## Given task
Find and copy lines holding "الغرر".

--- BEGIN ---

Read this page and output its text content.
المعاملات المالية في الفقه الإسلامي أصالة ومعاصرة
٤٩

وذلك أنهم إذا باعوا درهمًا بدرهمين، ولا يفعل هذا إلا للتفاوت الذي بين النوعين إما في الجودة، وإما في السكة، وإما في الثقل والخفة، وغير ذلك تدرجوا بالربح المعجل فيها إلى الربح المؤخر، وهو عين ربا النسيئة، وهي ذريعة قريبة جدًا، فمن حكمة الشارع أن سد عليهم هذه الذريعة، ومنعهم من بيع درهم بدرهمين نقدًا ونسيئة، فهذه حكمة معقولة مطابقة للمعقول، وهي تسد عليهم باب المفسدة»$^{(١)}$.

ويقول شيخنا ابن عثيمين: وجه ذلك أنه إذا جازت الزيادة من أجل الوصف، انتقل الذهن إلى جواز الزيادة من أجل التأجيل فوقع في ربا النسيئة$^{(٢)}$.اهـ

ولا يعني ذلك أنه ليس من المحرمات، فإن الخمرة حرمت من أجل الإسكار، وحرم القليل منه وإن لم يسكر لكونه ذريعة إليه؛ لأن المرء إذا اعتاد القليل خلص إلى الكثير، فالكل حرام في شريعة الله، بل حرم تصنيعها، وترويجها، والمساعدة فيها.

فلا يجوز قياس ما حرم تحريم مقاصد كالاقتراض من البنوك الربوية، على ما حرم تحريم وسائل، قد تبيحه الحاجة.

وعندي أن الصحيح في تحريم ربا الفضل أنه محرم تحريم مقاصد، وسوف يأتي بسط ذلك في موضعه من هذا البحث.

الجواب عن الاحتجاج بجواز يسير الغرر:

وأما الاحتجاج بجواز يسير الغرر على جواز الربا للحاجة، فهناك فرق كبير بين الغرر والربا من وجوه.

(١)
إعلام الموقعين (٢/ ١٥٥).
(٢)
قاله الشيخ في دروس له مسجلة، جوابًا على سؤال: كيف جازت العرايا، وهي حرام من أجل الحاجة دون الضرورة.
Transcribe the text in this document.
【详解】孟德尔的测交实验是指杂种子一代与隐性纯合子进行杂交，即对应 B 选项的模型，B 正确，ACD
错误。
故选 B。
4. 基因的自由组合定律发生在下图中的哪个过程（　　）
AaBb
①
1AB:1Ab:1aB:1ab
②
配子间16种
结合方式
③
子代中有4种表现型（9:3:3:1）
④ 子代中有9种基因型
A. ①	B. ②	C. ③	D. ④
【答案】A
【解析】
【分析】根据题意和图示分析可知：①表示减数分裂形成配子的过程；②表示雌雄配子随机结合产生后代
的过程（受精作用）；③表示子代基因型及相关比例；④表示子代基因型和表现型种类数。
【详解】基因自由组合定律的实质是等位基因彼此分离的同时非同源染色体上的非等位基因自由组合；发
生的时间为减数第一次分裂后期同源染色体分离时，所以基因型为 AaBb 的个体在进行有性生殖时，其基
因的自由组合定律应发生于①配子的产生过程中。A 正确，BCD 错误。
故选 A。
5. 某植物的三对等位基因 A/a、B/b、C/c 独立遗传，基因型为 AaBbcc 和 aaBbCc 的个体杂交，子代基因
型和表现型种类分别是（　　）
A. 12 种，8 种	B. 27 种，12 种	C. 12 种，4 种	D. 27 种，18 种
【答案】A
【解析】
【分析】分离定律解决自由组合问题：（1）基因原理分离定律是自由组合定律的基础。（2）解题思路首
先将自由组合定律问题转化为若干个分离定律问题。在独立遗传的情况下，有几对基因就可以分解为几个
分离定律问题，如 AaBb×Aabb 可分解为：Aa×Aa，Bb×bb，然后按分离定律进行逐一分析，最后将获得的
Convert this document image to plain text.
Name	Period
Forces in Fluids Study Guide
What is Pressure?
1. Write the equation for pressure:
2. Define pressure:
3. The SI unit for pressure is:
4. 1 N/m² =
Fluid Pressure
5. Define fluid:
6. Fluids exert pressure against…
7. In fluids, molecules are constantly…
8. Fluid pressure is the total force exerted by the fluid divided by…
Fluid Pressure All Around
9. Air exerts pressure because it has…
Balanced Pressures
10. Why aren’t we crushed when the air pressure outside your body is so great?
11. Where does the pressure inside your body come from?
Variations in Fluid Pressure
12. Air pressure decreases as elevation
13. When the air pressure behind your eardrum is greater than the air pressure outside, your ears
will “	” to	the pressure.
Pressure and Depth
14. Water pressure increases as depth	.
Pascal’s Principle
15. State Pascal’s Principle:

--- END ---

## Solution to this problem
الجواب عن الاحتجاج بجواز يسير الغرر:
وأما الاحتجاج بجواز يسير الغرر على جواز الربا للحاجة، فهناك فرق كبير بين الغرر والربا من وجوه.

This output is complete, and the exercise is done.